• WORK TO BE COMPLETED:
Write only the number of lines holding the string "JSON".
※
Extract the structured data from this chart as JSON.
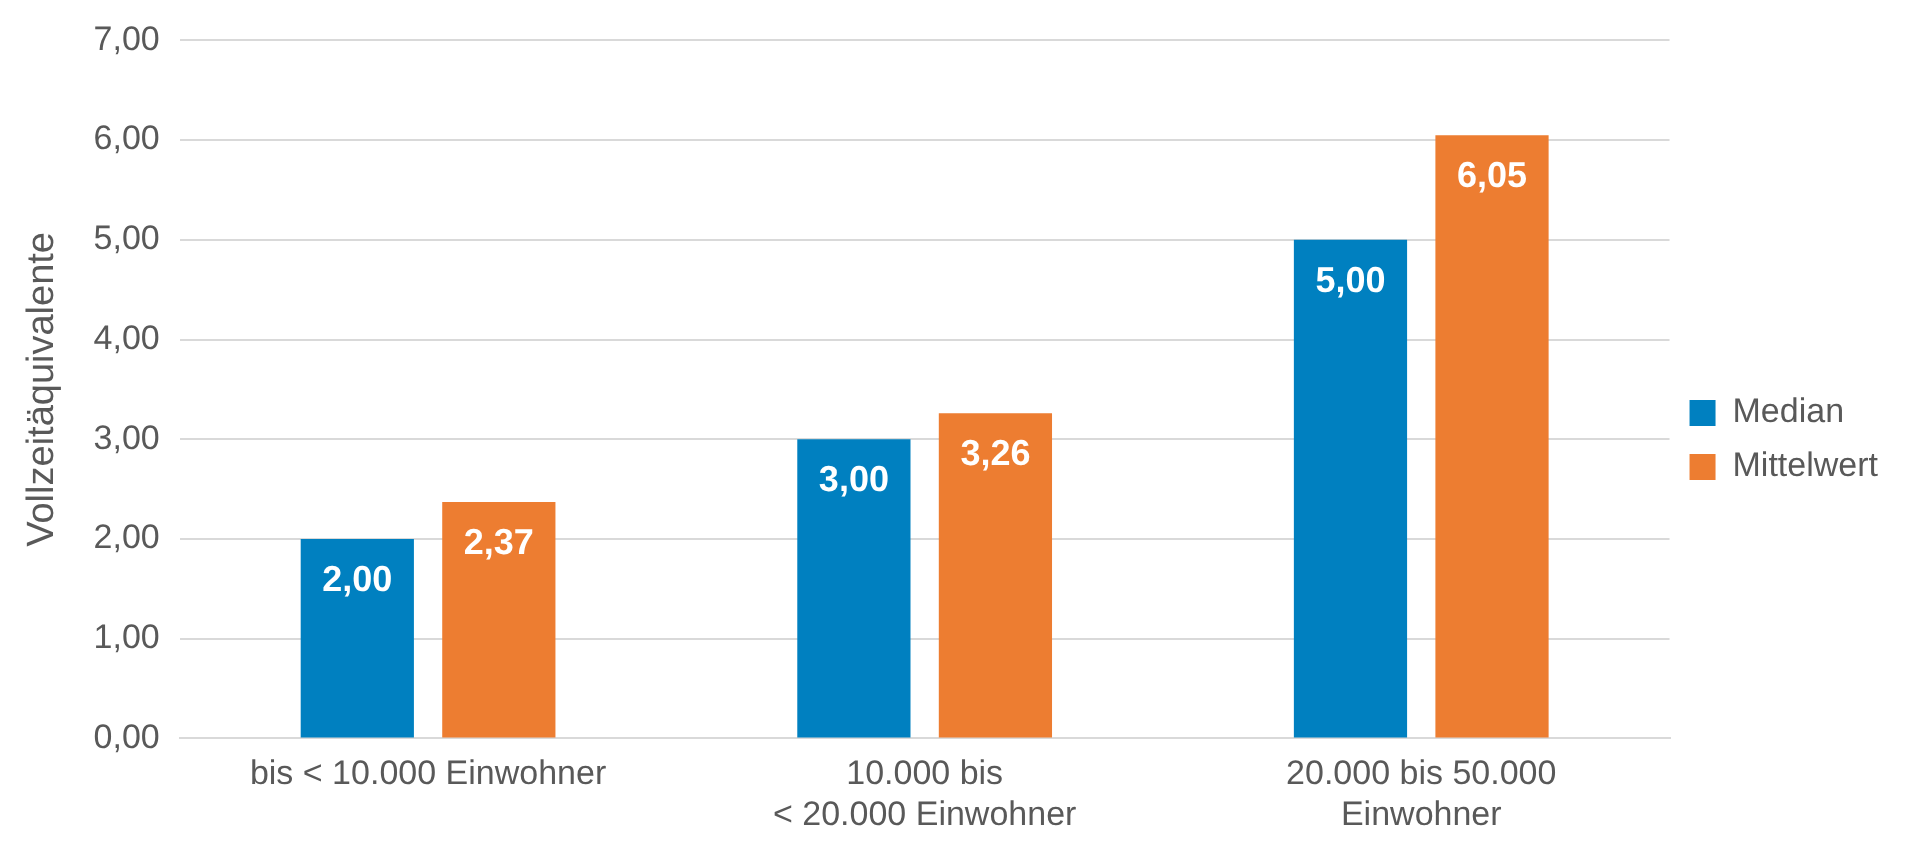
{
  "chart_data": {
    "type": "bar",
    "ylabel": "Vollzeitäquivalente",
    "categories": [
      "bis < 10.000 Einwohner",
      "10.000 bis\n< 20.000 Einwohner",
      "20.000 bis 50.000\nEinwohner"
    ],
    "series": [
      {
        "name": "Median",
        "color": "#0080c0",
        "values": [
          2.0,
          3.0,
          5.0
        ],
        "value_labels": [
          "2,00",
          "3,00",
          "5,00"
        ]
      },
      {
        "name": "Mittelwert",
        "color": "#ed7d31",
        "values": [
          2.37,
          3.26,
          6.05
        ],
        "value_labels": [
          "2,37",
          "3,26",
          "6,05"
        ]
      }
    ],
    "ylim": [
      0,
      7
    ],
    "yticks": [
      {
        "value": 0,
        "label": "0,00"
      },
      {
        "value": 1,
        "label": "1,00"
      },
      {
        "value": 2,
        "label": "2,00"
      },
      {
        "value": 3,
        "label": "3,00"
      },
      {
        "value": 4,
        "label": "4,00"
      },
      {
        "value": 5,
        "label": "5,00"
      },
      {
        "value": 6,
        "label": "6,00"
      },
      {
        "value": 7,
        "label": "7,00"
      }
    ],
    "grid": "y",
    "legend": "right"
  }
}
※
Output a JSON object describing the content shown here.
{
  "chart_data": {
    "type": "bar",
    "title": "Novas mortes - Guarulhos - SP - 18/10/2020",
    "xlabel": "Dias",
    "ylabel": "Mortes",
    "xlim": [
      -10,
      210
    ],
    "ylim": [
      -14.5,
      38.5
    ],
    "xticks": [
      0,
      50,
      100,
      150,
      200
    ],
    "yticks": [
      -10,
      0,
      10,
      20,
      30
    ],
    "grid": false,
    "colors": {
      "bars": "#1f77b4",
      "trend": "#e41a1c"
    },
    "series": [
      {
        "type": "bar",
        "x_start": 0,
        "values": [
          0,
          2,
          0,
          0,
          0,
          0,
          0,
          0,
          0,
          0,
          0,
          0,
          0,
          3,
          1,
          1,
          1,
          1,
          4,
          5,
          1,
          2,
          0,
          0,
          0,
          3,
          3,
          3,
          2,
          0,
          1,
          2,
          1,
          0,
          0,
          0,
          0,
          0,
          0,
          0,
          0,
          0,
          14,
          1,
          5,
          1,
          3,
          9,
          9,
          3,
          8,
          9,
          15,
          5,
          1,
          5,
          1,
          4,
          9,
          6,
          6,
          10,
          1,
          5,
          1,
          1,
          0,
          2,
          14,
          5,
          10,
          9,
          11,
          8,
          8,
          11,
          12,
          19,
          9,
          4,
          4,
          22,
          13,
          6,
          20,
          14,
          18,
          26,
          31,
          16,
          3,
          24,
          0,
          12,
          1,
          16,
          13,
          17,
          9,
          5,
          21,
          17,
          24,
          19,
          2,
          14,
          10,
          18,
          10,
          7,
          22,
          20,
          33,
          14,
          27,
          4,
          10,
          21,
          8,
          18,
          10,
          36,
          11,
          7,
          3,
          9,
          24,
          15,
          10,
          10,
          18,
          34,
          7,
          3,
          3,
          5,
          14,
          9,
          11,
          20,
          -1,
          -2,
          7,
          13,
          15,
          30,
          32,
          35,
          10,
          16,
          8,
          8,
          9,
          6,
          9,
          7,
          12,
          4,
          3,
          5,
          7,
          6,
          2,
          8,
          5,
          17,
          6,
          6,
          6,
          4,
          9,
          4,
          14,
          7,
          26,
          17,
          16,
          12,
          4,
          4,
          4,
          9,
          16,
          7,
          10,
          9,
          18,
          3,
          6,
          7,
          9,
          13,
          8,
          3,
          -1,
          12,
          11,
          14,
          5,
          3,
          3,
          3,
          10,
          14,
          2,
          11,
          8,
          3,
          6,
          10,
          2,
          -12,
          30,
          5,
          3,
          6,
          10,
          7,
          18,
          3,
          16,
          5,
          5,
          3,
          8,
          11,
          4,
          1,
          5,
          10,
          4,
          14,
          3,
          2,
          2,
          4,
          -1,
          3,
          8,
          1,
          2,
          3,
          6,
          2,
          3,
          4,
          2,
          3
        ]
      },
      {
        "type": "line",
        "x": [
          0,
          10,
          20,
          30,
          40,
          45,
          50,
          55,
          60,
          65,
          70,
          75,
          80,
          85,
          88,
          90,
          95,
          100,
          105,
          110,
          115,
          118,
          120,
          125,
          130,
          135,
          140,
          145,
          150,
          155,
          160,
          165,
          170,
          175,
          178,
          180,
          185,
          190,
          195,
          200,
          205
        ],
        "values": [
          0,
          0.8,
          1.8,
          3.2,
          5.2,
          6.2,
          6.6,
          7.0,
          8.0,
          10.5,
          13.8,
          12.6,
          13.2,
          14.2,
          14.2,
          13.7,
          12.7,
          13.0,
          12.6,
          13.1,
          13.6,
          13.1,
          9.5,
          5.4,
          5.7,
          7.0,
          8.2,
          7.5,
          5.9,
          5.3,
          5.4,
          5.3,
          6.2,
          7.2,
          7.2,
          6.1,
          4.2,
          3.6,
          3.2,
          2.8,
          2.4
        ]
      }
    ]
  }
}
※
• SOLUTION TO THIS EXERCISE:
2